TEXTO FORNECIDO

__________

Ferreira Deusdado presidiu ao Congresso, afirmando que deveria ser de todos os transmontanos e que tinha como objetivo “… estudar em várias teses as necessidades vitais e urgentes da província para que os seus governadores consigam do poder central a sua imediata realização, aproveitando os trabalhos já apresentados no I Congresso.”

Numa das sessões de propaganda do congresso realizada no Porto, o freixenista, Adriano Rodrigues, catedrático da FEUP, foi vice-reitor e reitor da Universidade do Porto, referiu “… é preciso cuidar das províncias, animar a vida municipal e regional, descentralizar a administração, criar responsabilidades e orgulhos, estimular iniciativas fecundas, não confiando a Lisboa a resolução de tudo.”

A realização do III Congresso foi antecedida de sete tentativas. A primeira ocorreu no ano de 1981, por iniciativa da CTMAD de Lisboa, reuniu em Carrazeda de Ansiães os governadores civis de Bragança, Vila Real e Guarda, a Comissão de Coordenação Regional, as Comissões Regionais de Turismo e outras entidades. A sétima tentativa decorreu em 2000, previa a realização do Congresso em Mirandela, e também fracassou, foram duas décadas, em que o esforço da cidadania foi contaminado pela ambição pessoal e pela interferência político partidária.

No ano de 2002, sob a liderança política, administrativa e financeira da Associação de Municípios de Trás-os-Montes e Alto Douro (AMTAD), decorreu o III Congresso, realizado de 26 a 28 de setembro de 2002, passados 61 anos sobre a realização do II. A Assembleia Intermunicipal votou por unanimidade todas as orientações necessárias à realização do Congresso, que decorreu na cidade de Bragança, local escolhido mediante concurso aberto a todos os 36 municípios associados.

“Rumo à Modernidade” foi o lema do Congresso. Referi, na sessão de abertura, “…trata-se de um congresso voltado para o futuro, e não de um congresso voltado para o passado (…) um congresso de afirmação da cidadania dos transmontanos, a luta pela afirmação e modernidade da região, assente numa estratégia de desenvolvimento sustentado e na convergência de boas vontades pessoais e institucionais”

Amadeu Ferreira na comunicação com o título “Quem Somos”, disse, “Um congresso para que? Para dizer que existimos, certamente, mas sobretudo para dizer que não nos resignamos (…) e este congresso deve ser um grito e não um muro de lamentações.” (…) É altura de o Estado cumprir com Trás-os-Montes e Alto Douro e saldar a sua dívida. Estamos a falar de direitos, não estamos a falar de esmolas. E os direitos exigem-se, não se pedem.” O extrato destas duas intervenções pode muito bem sintetizar a orientação do Congresso.

__________

Dados de localização dos itens:

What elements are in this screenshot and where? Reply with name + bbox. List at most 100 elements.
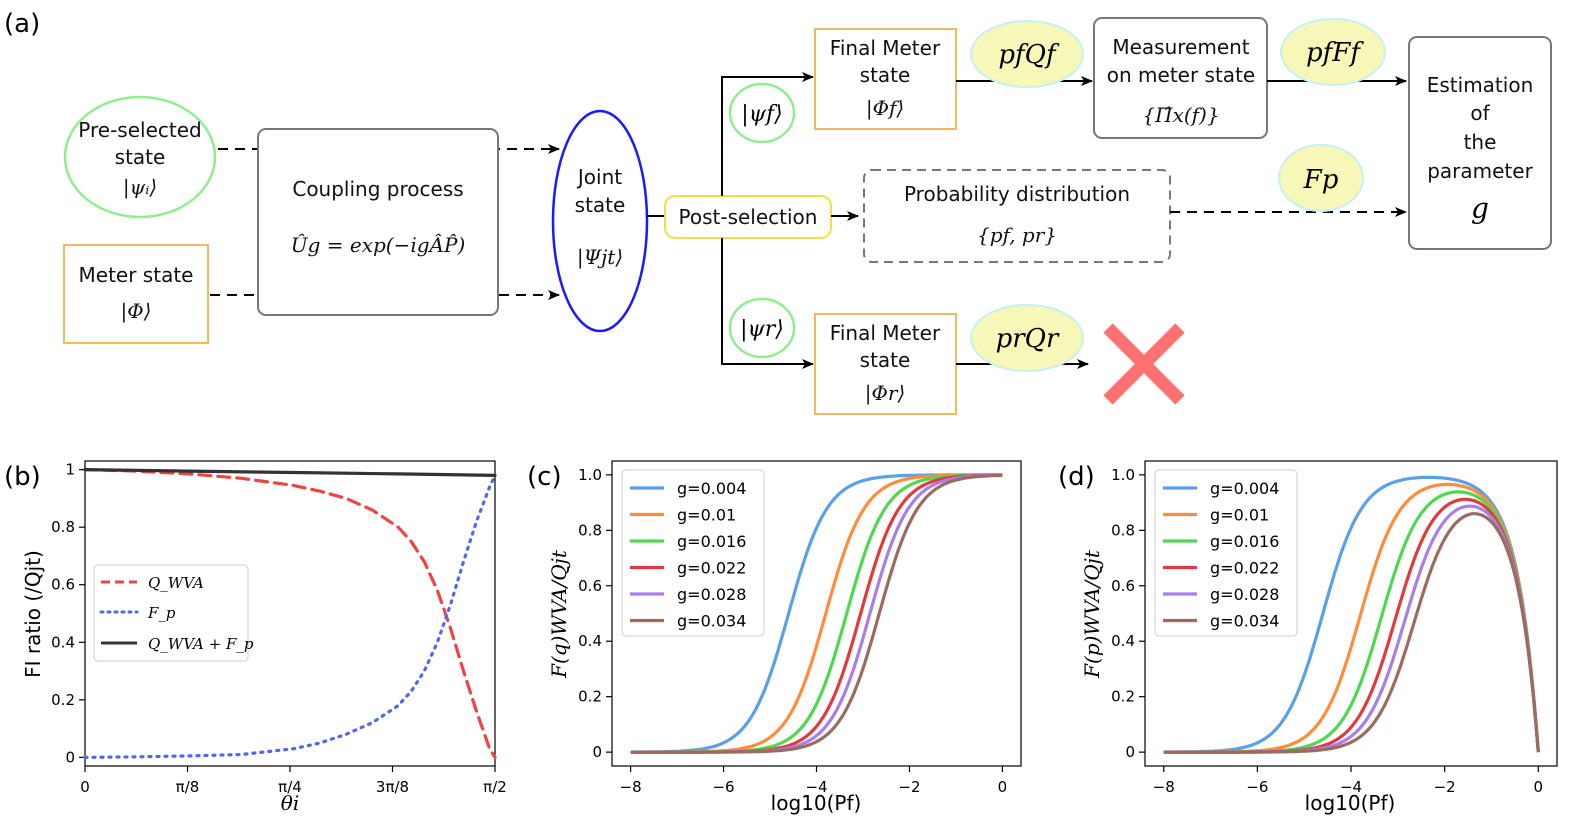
panel-b-ytick-label: 0.4 [51,633,75,651]
panel-c-legend-label: g=0.034 [677,612,746,631]
panel-d-ytick-label: 1.0 [1111,466,1135,484]
panel-b-chart: (b) 0 π/8 π/4 3π/8 π/2 0 0.2 0.4 0.6 0.8 1 θi FI r… [4,460,507,815]
pfff-label: pfFf [1306,38,1364,68]
panel-a-label: (a) [4,9,40,39]
joint-line1: Joint [576,165,622,189]
panel-b-xtick-label: π/4 [278,778,302,796]
measurement-line1: Measurement [1112,35,1249,59]
panel-d-label: (d) [1058,462,1095,492]
panel-b-xlabel: θi [281,791,299,815]
panel-c-legend-label: g=0.028 [677,585,746,604]
psi-r-ellipse [728,297,796,359]
panel-b-xtick-label: 0 [80,778,90,796]
panel-c-ytick-label: 0.2 [578,688,602,706]
panel-b-legend: Q_WVA F_p Q_WVA + F_p [93,564,254,662]
panel-c-ytick-label: 0.4 [578,632,602,650]
estimation-g: g [1471,192,1489,225]
final-r-line1: Final Meter [830,321,941,345]
panel-d-legend: g=0.004 g=0.01 g=0.016 g=0.022 g=0.028 g=0.03… [1154,469,1298,637]
panel-d-xtick-label: −6 [1246,778,1268,796]
legend-fp-label: F_p [147,604,176,622]
panel-c-series-g-0-034 [630,473,1003,754]
panel-c-legend: g=0.004 g=0.01 g=0.016 g=0.022 g=0.028 g=0.03… [621,469,765,637]
meter-state-label: Meter state [79,263,194,287]
panel-d-legend-label: g=0.01 [1210,506,1269,525]
preselected-line1: Pre-selected [78,118,201,142]
prqr-label: prQr [996,324,1060,354]
panel-d-xtick-label: −8 [1153,778,1175,796]
probability-distribution-box [863,169,1171,263]
panel-b-ytick-label: 0.8 [51,518,75,536]
panel-d-ytick-label: 0.8 [1111,521,1135,539]
panel-c-xtick-label: 0 [998,778,1008,796]
pfqf-ellipse [970,20,1084,88]
estimation-line1: Estimation [1427,73,1534,97]
final-f-line1: Final Meter [830,36,941,60]
arrow-branch-f [721,72,814,196]
final-f-ket: |Φf⟩ [866,96,904,121]
panel-c-label: (c) [527,462,562,492]
panel-d-ytick-label: 0.2 [1111,688,1135,706]
panel-c-ylabel: F(q)WVA/Qjt [547,549,571,679]
panel-c-xtick-label: −6 [712,778,734,796]
panel-d-legend-label: g=0.034 [1210,612,1279,631]
measurement-line2: on meter state [1107,63,1255,87]
prob-formula: {pf, pr} [977,223,1057,247]
panel-d-xtick-label: −4 [1340,778,1362,796]
postselection-label: Post-selection [679,205,818,229]
series-f-p [83,473,497,760]
discard-cross-icon [1103,323,1185,405]
panel-b-ytick-label: 0 [65,748,75,766]
panel-c-ytick-label: 0.6 [578,577,602,595]
panel-c-ytick-label: 1.0 [578,466,602,484]
panel-d-series-g-0-034 [1163,512,1540,754]
final-meter-f-box [814,28,957,130]
panel-d-ylabel: F(p)WVA/Qjt [1080,549,1104,679]
pfff-ellipse [1280,18,1386,86]
series-q-wva [83,468,497,760]
psi-r-ket: |ψr⟩ [740,317,784,342]
panel-b-ytick-label: 1 [65,461,75,479]
panel-b-xtick-label: π/2 [483,778,507,796]
meter-state-ket: |Φ⟩ [121,299,152,324]
panel-c-legend-label: g=0.01 [677,506,736,525]
panel-d-xlabel: log10(Pf) [1305,791,1396,815]
preselected-ket: |ψᵢ⟩ [123,175,157,200]
panel-d-legend-label: g=0.028 [1210,585,1279,604]
panel-b-legend-box [93,564,249,662]
legend-sum-label: Q_WVA + F_p [148,635,254,653]
panel-d-legend-label: g=0.004 [1210,479,1279,498]
joint-ket: |Ψjt⟩ [577,245,623,270]
panel-c-xlabel: log10(Pf) [771,791,862,815]
estimation-line3: the [1464,130,1497,154]
panel-c-chart: (c) −8 −6 −4 −2 000.20.40.60.81.0 log10(Pf) … [527,460,1022,815]
arrow-branch-r [721,238,814,369]
preselected-line2: state [115,145,166,169]
estimation-line4: parameter [1427,159,1533,183]
meter-state-box [63,244,209,344]
psi-f-ellipse [728,82,796,144]
coupling-process-box [257,128,499,316]
panel-c-ytick-label: 0.8 [578,521,602,539]
joint-state-ellipse [551,109,649,333]
panel-b-ylabel: FI ratio (/Qjt) [21,550,45,678]
panel-c-xtick-label: −2 [898,778,920,796]
panel-c-xtick-label: −4 [805,778,827,796]
panel-d-legend-label: g=0.016 [1210,532,1279,551]
fp-ellipse [1278,144,1364,212]
panel-c-legend-label: g=0.004 [677,479,746,498]
panel-c-legend-label: g=0.022 [677,559,746,578]
fp-label: Fp [1303,165,1339,195]
legend-qwva-label: Q_WVA [148,574,204,592]
prqr-ellipse [970,304,1084,372]
panel-c-ytick-label: 0 [592,743,602,761]
panel-d-xtick-label: −2 [1434,778,1456,796]
preselected-state-ellipse [63,95,217,219]
estimation-box [1408,36,1552,250]
measurement-formula: {Π̂x(f)} [1142,103,1219,127]
panel-d-ytick-label: 0.4 [1111,632,1135,650]
panel-d-legend-label: g=0.022 [1210,559,1279,578]
final-r-line2: state [860,348,911,372]
panel-d-ytick-label: 0.6 [1111,577,1135,595]
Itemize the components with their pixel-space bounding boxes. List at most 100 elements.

__________

EXERCÍCIOS PROPOSTOS
A. Segundo o texto sobre os congressos transmontanos, qual foi o lema do III Congresso?
B. No texto sobre os congressos transmontanos, reescreva o trecho de "A realização do III" a "interferência político partidária.", trocando "Mirandela" por "Chaves".

RESPOSTAS COMPLETAS
A. O lema foi "Rumo à Modernidade".

B.
A realização do III Congresso foi antecedida de sete tentativas. A primeira ocorreu no ano de 1981, por iniciativa da CTMAD de Lisboa, reuniu em Carrazeda de Ansiães os governadores civis de Bragança, Vila Real e Guarda, a Comissão de Coordenação Regional, as Comissões Regionais de Turismo e outras entidades. A sétima tentativa decorreu em 2000, previa a realização do Congresso em Chaves, e também fracassou, foram duas décadas, em que o esforço da cidadania foi contaminado pela ambição pessoal e pela interferência político partidária.